Show every line in the records below that contains the word "content".

[Start of Data for the task]

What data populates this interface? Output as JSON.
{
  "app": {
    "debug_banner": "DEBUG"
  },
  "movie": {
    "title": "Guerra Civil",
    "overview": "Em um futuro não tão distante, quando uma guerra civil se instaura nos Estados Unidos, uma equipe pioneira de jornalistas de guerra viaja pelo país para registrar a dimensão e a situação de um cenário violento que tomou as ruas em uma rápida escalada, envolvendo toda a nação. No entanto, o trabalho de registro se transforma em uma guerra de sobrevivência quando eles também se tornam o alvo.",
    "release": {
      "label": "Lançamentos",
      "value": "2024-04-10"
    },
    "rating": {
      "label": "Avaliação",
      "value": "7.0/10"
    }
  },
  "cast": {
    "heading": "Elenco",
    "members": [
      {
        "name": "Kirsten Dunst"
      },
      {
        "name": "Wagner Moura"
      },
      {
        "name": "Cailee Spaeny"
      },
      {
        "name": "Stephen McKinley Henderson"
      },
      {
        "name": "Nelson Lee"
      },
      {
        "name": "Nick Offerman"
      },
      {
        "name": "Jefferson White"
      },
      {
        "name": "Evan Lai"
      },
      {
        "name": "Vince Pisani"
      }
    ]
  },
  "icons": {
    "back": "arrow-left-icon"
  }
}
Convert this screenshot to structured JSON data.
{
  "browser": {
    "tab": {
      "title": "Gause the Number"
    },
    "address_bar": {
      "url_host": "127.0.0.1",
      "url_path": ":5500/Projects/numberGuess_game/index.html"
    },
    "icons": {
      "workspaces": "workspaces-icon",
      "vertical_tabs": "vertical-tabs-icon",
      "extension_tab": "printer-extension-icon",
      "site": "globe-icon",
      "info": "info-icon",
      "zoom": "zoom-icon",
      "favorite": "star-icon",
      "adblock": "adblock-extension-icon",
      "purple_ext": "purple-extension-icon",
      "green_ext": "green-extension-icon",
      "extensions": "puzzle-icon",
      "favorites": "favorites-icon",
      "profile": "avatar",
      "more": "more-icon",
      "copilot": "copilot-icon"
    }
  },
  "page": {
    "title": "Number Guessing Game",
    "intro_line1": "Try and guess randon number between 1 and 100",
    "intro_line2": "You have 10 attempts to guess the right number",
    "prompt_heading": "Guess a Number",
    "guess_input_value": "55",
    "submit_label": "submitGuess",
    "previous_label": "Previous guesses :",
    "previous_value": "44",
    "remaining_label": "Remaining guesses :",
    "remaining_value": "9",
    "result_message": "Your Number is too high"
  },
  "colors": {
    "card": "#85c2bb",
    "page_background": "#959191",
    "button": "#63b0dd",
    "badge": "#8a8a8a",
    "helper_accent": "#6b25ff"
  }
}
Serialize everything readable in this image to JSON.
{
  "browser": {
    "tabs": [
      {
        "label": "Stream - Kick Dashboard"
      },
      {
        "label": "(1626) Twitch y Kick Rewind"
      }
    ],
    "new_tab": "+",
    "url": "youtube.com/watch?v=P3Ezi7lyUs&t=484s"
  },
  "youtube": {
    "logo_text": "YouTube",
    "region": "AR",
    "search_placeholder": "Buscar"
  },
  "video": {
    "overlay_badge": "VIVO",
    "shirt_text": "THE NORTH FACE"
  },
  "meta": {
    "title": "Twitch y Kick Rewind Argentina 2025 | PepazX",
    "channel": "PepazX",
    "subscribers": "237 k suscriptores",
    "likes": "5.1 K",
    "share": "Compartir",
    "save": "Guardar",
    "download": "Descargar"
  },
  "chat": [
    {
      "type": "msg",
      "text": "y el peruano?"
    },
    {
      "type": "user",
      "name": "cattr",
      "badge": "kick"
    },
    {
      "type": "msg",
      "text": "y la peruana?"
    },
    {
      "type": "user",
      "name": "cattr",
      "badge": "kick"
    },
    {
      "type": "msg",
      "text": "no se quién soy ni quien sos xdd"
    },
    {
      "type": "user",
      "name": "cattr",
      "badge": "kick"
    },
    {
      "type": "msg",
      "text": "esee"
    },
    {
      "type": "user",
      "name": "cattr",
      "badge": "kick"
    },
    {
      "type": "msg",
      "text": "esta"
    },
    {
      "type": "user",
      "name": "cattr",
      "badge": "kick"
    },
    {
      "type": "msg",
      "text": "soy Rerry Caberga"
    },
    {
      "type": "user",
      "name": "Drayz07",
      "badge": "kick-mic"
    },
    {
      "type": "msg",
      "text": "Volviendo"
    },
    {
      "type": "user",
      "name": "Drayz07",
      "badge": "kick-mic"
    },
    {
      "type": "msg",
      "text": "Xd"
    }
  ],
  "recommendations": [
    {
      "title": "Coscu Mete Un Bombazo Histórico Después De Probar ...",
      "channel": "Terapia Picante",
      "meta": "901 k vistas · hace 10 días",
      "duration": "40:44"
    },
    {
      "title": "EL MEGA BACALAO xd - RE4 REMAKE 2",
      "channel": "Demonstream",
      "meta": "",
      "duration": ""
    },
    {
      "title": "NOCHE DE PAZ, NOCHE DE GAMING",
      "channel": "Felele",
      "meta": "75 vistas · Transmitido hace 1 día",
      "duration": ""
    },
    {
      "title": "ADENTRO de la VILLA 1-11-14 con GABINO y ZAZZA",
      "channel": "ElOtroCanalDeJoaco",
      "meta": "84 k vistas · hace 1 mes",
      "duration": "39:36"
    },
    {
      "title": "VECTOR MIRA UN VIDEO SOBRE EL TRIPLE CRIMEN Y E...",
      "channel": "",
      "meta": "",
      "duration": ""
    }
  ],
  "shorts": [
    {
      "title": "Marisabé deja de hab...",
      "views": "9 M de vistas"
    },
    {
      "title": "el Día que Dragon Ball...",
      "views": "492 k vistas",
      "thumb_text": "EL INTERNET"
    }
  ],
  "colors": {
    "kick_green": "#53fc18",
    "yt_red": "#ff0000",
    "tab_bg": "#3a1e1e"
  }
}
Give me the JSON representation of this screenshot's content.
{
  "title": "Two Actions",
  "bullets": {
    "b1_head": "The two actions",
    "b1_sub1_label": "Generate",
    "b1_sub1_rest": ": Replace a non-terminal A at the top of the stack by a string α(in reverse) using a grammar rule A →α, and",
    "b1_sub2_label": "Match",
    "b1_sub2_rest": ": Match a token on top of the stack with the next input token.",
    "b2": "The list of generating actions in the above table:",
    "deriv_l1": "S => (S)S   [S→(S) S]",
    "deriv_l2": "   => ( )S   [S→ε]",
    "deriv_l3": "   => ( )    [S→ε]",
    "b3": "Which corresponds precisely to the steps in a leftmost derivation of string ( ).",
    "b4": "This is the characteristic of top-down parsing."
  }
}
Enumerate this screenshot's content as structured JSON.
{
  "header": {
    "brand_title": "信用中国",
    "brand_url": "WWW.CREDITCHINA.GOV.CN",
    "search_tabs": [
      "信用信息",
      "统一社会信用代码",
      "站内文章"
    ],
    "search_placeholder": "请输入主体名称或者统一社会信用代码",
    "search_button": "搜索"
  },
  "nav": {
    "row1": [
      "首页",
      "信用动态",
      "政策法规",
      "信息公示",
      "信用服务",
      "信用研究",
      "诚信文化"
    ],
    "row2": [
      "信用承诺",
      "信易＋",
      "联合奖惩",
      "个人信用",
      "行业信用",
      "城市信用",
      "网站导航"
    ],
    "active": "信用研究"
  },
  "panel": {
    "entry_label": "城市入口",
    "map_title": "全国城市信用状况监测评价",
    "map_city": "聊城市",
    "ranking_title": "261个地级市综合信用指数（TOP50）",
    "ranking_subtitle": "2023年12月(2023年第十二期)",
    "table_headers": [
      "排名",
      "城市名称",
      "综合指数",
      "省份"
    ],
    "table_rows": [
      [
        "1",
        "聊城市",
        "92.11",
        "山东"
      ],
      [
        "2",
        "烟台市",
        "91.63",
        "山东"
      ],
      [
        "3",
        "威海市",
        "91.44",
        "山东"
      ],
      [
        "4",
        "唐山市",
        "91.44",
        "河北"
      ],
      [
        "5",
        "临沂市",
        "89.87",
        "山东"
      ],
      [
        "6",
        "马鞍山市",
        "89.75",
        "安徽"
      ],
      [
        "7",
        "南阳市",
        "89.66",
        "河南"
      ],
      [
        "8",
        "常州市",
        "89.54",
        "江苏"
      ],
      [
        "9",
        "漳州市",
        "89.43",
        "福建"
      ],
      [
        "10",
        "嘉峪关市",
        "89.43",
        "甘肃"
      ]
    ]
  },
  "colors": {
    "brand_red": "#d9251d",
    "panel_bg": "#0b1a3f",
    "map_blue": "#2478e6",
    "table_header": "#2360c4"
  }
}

[End of Data for the task]

## Task response:
Give me the JSON representation of this screenshot's content.
Enumerate this screenshot's content as structured JSON.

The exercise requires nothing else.